**Exercise task**
Any pictures in the records below should be skipped; write out everything else exactly.

**Given records**
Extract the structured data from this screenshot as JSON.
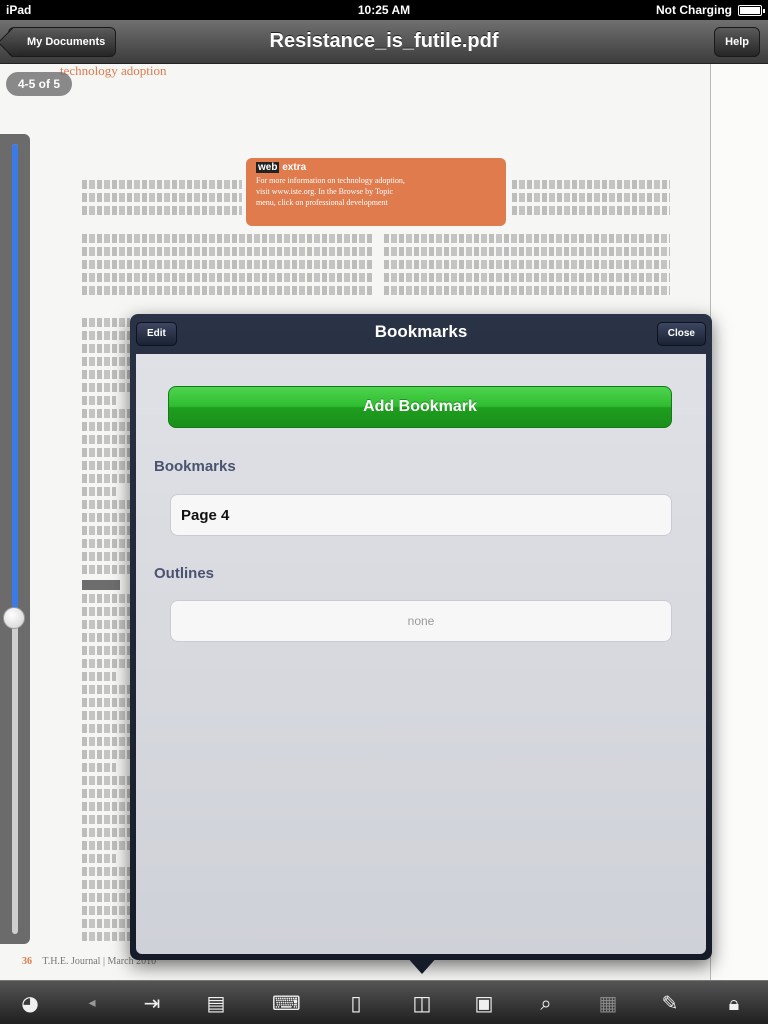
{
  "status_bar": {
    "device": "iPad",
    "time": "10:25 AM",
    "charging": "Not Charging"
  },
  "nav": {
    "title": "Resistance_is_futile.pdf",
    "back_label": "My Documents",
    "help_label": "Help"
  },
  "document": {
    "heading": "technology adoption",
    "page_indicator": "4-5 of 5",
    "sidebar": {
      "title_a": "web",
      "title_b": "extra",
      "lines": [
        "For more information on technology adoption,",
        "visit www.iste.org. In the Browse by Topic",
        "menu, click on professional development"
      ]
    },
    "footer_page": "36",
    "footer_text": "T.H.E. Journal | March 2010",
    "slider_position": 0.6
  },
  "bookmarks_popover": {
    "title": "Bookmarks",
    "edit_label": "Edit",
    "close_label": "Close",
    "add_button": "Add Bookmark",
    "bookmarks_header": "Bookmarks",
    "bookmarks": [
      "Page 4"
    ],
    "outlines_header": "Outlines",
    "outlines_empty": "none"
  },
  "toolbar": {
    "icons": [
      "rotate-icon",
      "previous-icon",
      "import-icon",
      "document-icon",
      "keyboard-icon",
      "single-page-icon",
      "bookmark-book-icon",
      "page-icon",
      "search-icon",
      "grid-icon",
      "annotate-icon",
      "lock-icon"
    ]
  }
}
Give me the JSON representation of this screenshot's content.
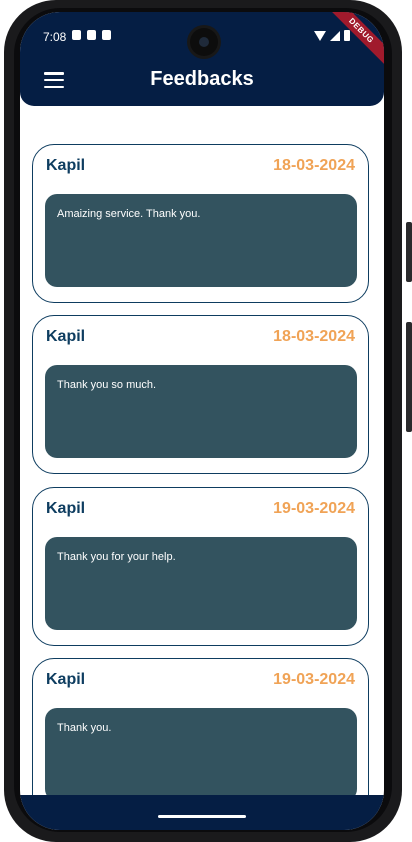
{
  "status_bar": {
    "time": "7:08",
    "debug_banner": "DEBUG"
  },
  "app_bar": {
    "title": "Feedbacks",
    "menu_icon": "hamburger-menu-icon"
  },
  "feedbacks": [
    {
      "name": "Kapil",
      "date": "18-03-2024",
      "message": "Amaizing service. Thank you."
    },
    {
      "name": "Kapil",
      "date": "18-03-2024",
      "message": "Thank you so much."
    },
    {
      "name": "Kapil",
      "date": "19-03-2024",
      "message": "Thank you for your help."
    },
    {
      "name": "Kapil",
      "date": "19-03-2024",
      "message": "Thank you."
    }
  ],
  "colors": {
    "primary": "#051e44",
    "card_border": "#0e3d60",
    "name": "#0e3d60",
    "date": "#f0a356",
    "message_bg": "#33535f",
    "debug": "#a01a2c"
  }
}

**Answer for this exercise**
Extract the structured data from this screenshot as JSON.
{
  "status_bar": {
    "device": "iPad",
    "time": "10:25 AM",
    "charging": "Not Charging"
  },
  "nav": {
    "title": "Resistance_is_futile.pdf",
    "back_label": "My Documents",
    "help_label": "Help"
  },
  "document": {
    "heading": "technology adoption",
    "page_indicator": "4-5 of 5",
    "sidebar": {
      "title_a": "web",
      "title_b": "extra",
      "lines": [
        "For more information on technology adoption,",
        "visit www.iste.org. In the Browse by Topic",
        "menu, click on professional development"
      ]
    },
    "footer_page": "36",
    "footer_text": "T.H.E. Journal | March 2010",
    "slider_position": 0.6
  },
  "bookmarks_popover": {
    "title": "Bookmarks",
    "edit_label": "Edit",
    "close_label": "Close",
    "add_button": "Add Bookmark",
    "bookmarks_header": "Bookmarks",
    "bookmarks": [
      "Page 4"
    ],
    "outlines_header": "Outlines",
    "outlines_empty": "none"
  },
  "toolbar": {
    "icons": [
      "rotate-icon",
      "previous-icon",
      "import-icon",
      "document-icon",
      "keyboard-icon",
      "single-page-icon",
      "bookmark-book-icon",
      "page-icon",
      "search-icon",
      "grid-icon",
      "annotate-icon",
      "lock-icon"
    ]
  }
}
Give me the JSON representation of this screenshot's content.
{
  "status_bar": {
    "time": "7:08",
    "debug_banner": "DEBUG"
  },
  "app_bar": {
    "title": "Feedbacks",
    "menu_icon": "hamburger-menu-icon"
  },
  "feedbacks": [
    {
      "name": "Kapil",
      "date": "18-03-2024",
      "message": "Amaizing service. Thank you."
    },
    {
      "name": "Kapil",
      "date": "18-03-2024",
      "message": "Thank you so much."
    },
    {
      "name": "Kapil",
      "date": "19-03-2024",
      "message": "Thank you for your help."
    },
    {
      "name": "Kapil",
      "date": "19-03-2024",
      "message": "Thank you."
    }
  ],
  "colors": {
    "primary": "#051e44",
    "card_border": "#0e3d60",
    "name": "#0e3d60",
    "date": "#f0a356",
    "message_bg": "#33535f",
    "debug": "#a01a2c"
  }
}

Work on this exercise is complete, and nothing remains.